_What is required:_ Copy each line below exactly and leave the pictures out.

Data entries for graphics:
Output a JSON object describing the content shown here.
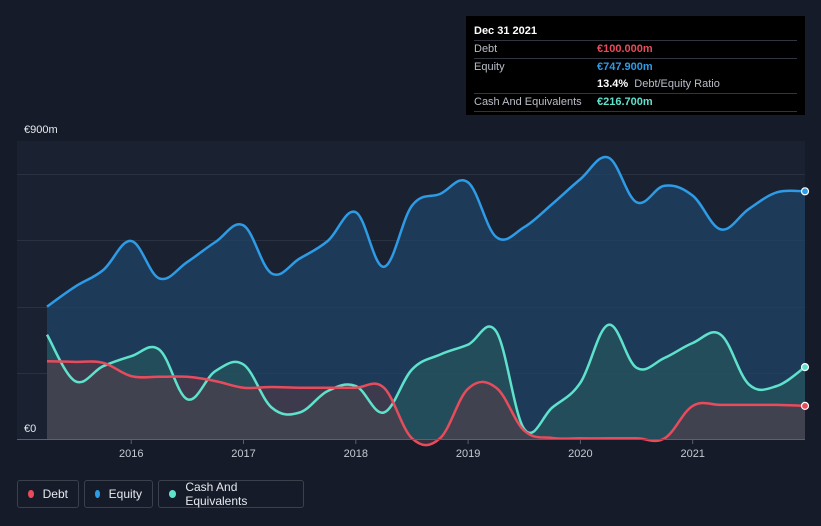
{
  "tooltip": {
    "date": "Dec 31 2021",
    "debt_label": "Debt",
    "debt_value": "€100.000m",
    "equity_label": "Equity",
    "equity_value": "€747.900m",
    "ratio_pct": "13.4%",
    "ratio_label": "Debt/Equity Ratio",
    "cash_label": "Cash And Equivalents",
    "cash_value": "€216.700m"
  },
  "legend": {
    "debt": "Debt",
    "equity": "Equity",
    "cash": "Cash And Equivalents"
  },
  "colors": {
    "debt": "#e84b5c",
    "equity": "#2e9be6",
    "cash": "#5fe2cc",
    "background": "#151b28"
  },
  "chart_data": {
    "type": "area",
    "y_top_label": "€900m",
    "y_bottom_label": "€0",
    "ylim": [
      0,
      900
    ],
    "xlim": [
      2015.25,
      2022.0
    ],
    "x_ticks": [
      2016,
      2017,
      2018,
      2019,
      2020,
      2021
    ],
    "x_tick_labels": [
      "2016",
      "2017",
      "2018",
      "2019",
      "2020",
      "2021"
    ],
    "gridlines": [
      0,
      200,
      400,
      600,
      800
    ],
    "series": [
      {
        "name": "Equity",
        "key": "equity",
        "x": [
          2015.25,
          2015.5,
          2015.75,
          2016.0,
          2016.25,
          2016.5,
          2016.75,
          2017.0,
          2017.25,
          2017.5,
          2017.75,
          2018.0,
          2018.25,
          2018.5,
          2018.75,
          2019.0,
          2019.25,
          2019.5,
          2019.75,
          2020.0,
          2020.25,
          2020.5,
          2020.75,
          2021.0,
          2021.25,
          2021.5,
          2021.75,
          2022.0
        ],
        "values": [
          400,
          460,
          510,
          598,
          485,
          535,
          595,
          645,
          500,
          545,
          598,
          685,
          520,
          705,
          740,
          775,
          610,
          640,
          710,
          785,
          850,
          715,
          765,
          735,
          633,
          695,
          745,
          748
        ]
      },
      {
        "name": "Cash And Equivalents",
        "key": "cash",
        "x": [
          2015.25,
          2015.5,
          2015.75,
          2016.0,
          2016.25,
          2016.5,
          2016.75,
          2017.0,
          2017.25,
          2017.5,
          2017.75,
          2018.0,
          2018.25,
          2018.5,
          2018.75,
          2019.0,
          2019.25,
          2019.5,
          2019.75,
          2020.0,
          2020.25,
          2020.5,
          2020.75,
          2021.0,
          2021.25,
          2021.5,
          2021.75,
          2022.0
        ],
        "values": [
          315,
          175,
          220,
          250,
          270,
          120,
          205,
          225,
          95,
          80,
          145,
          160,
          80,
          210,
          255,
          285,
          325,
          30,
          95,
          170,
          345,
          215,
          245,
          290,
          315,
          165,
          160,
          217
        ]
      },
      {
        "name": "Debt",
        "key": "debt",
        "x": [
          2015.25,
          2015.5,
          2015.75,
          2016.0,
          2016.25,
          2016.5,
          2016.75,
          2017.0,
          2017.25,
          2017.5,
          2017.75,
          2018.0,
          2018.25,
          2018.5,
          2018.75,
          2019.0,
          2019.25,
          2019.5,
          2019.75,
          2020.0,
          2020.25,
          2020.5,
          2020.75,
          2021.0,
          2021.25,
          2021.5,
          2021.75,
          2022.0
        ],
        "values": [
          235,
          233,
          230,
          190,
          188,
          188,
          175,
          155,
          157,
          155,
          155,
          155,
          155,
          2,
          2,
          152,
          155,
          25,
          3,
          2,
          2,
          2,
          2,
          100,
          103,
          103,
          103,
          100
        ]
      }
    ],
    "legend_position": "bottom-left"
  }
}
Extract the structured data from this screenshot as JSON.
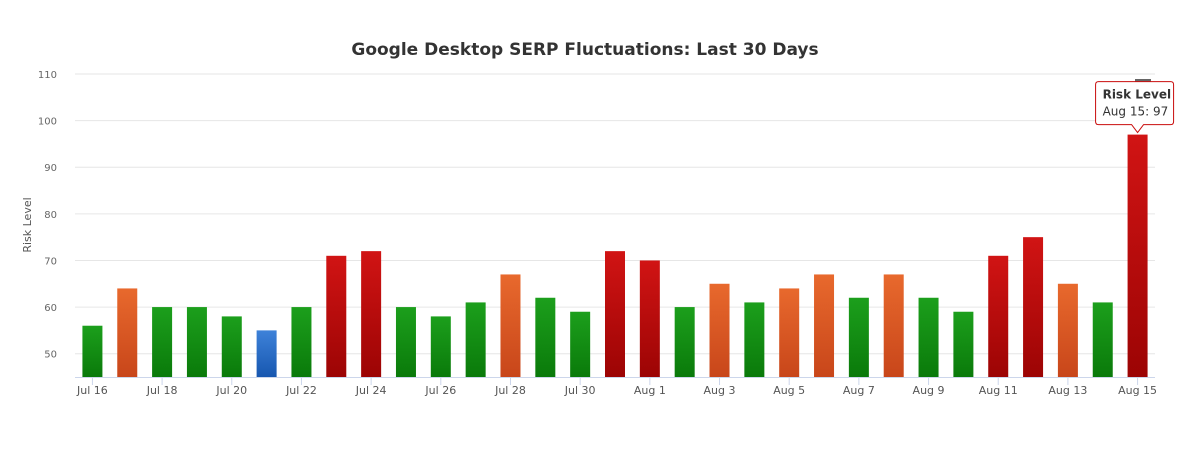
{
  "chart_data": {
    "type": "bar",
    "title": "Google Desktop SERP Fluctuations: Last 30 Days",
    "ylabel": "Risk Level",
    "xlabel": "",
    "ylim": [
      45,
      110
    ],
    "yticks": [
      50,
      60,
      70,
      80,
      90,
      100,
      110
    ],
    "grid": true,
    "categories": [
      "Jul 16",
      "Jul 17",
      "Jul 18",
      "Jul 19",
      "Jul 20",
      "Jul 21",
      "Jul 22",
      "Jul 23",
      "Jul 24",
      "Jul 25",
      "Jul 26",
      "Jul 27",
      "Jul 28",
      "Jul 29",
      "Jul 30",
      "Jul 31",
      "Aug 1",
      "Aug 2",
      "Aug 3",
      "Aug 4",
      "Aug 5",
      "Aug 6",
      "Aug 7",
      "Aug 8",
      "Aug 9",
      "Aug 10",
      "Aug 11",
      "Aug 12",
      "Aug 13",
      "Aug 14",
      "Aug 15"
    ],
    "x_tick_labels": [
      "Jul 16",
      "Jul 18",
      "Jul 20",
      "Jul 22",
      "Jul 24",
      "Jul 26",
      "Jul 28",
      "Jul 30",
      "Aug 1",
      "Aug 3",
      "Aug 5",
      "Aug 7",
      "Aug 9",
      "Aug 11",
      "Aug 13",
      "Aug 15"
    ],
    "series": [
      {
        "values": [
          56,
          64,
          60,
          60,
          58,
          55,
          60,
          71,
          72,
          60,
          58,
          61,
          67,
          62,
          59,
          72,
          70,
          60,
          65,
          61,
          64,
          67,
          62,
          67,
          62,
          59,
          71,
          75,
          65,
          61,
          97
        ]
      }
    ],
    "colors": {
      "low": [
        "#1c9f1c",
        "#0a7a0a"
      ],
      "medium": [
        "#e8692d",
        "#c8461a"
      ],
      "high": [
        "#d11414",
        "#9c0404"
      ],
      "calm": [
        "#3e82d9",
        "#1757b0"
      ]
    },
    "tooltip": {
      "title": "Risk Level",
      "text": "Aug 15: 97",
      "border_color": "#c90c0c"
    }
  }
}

_Solution to the problem:_
Output a JSON object describing the content shown here.
{
  "tooltip": {
    "date": "Dec 31 2021",
    "debt_label": "Debt",
    "debt_value": "€100.000m",
    "equity_label": "Equity",
    "equity_value": "€747.900m",
    "ratio_pct": "13.4%",
    "ratio_label": "Debt/Equity Ratio",
    "cash_label": "Cash And Equivalents",
    "cash_value": "€216.700m"
  },
  "legend": {
    "debt": "Debt",
    "equity": "Equity",
    "cash": "Cash And Equivalents"
  },
  "colors": {
    "debt": "#e84b5c",
    "equity": "#2e9be6",
    "cash": "#5fe2cc",
    "background": "#151b28"
  },
  "chart_data": {
    "type": "area",
    "y_top_label": "€900m",
    "y_bottom_label": "€0",
    "ylim": [
      0,
      900
    ],
    "xlim": [
      2015.25,
      2022.0
    ],
    "x_ticks": [
      2016,
      2017,
      2018,
      2019,
      2020,
      2021
    ],
    "x_tick_labels": [
      "2016",
      "2017",
      "2018",
      "2019",
      "2020",
      "2021"
    ],
    "gridlines": [
      0,
      200,
      400,
      600,
      800
    ],
    "series": [
      {
        "name": "Equity",
        "key": "equity",
        "x": [
          2015.25,
          2015.5,
          2015.75,
          2016.0,
          2016.25,
          2016.5,
          2016.75,
          2017.0,
          2017.25,
          2017.5,
          2017.75,
          2018.0,
          2018.25,
          2018.5,
          2018.75,
          2019.0,
          2019.25,
          2019.5,
          2019.75,
          2020.0,
          2020.25,
          2020.5,
          2020.75,
          2021.0,
          2021.25,
          2021.5,
          2021.75,
          2022.0
        ],
        "values": [
          400,
          460,
          510,
          598,
          485,
          535,
          595,
          645,
          500,
          545,
          598,
          685,
          520,
          705,
          740,
          775,
          610,
          640,
          710,
          785,
          850,
          715,
          765,
          735,
          633,
          695,
          745,
          748
        ]
      },
      {
        "name": "Cash And Equivalents",
        "key": "cash",
        "x": [
          2015.25,
          2015.5,
          2015.75,
          2016.0,
          2016.25,
          2016.5,
          2016.75,
          2017.0,
          2017.25,
          2017.5,
          2017.75,
          2018.0,
          2018.25,
          2018.5,
          2018.75,
          2019.0,
          2019.25,
          2019.5,
          2019.75,
          2020.0,
          2020.25,
          2020.5,
          2020.75,
          2021.0,
          2021.25,
          2021.5,
          2021.75,
          2022.0
        ],
        "values": [
          315,
          175,
          220,
          250,
          270,
          120,
          205,
          225,
          95,
          80,
          145,
          160,
          80,
          210,
          255,
          285,
          325,
          30,
          95,
          170,
          345,
          215,
          245,
          290,
          315,
          165,
          160,
          217
        ]
      },
      {
        "name": "Debt",
        "key": "debt",
        "x": [
          2015.25,
          2015.5,
          2015.75,
          2016.0,
          2016.25,
          2016.5,
          2016.75,
          2017.0,
          2017.25,
          2017.5,
          2017.75,
          2018.0,
          2018.25,
          2018.5,
          2018.75,
          2019.0,
          2019.25,
          2019.5,
          2019.75,
          2020.0,
          2020.25,
          2020.5,
          2020.75,
          2021.0,
          2021.25,
          2021.5,
          2021.75,
          2022.0
        ],
        "values": [
          235,
          233,
          230,
          190,
          188,
          188,
          175,
          155,
          157,
          155,
          155,
          155,
          155,
          2,
          2,
          152,
          155,
          25,
          3,
          2,
          2,
          2,
          2,
          100,
          103,
          103,
          103,
          100
        ]
      }
    ],
    "legend_position": "bottom-left"
  }
}
Extract the structured data from this screenshot as JSON.
{
  "chart_data": {
    "type": "bar",
    "title": "Google Desktop SERP Fluctuations: Last 30 Days",
    "ylabel": "Risk Level",
    "xlabel": "",
    "ylim": [
      45,
      110
    ],
    "yticks": [
      50,
      60,
      70,
      80,
      90,
      100,
      110
    ],
    "grid": true,
    "categories": [
      "Jul 16",
      "Jul 17",
      "Jul 18",
      "Jul 19",
      "Jul 20",
      "Jul 21",
      "Jul 22",
      "Jul 23",
      "Jul 24",
      "Jul 25",
      "Jul 26",
      "Jul 27",
      "Jul 28",
      "Jul 29",
      "Jul 30",
      "Jul 31",
      "Aug 1",
      "Aug 2",
      "Aug 3",
      "Aug 4",
      "Aug 5",
      "Aug 6",
      "Aug 7",
      "Aug 8",
      "Aug 9",
      "Aug 10",
      "Aug 11",
      "Aug 12",
      "Aug 13",
      "Aug 14",
      "Aug 15"
    ],
    "x_tick_labels": [
      "Jul 16",
      "Jul 18",
      "Jul 20",
      "Jul 22",
      "Jul 24",
      "Jul 26",
      "Jul 28",
      "Jul 30",
      "Aug 1",
      "Aug 3",
      "Aug 5",
      "Aug 7",
      "Aug 9",
      "Aug 11",
      "Aug 13",
      "Aug 15"
    ],
    "series": [
      {
        "values": [
          56,
          64,
          60,
          60,
          58,
          55,
          60,
          71,
          72,
          60,
          58,
          61,
          67,
          62,
          59,
          72,
          70,
          60,
          65,
          61,
          64,
          67,
          62,
          67,
          62,
          59,
          71,
          75,
          65,
          61,
          97
        ]
      }
    ],
    "colors": {
      "low": [
        "#1c9f1c",
        "#0a7a0a"
      ],
      "medium": [
        "#e8692d",
        "#c8461a"
      ],
      "high": [
        "#d11414",
        "#9c0404"
      ],
      "calm": [
        "#3e82d9",
        "#1757b0"
      ]
    },
    "tooltip": {
      "title": "Risk Level",
      "text": "Aug 15: 97",
      "border_color": "#c90c0c"
    }
  }
}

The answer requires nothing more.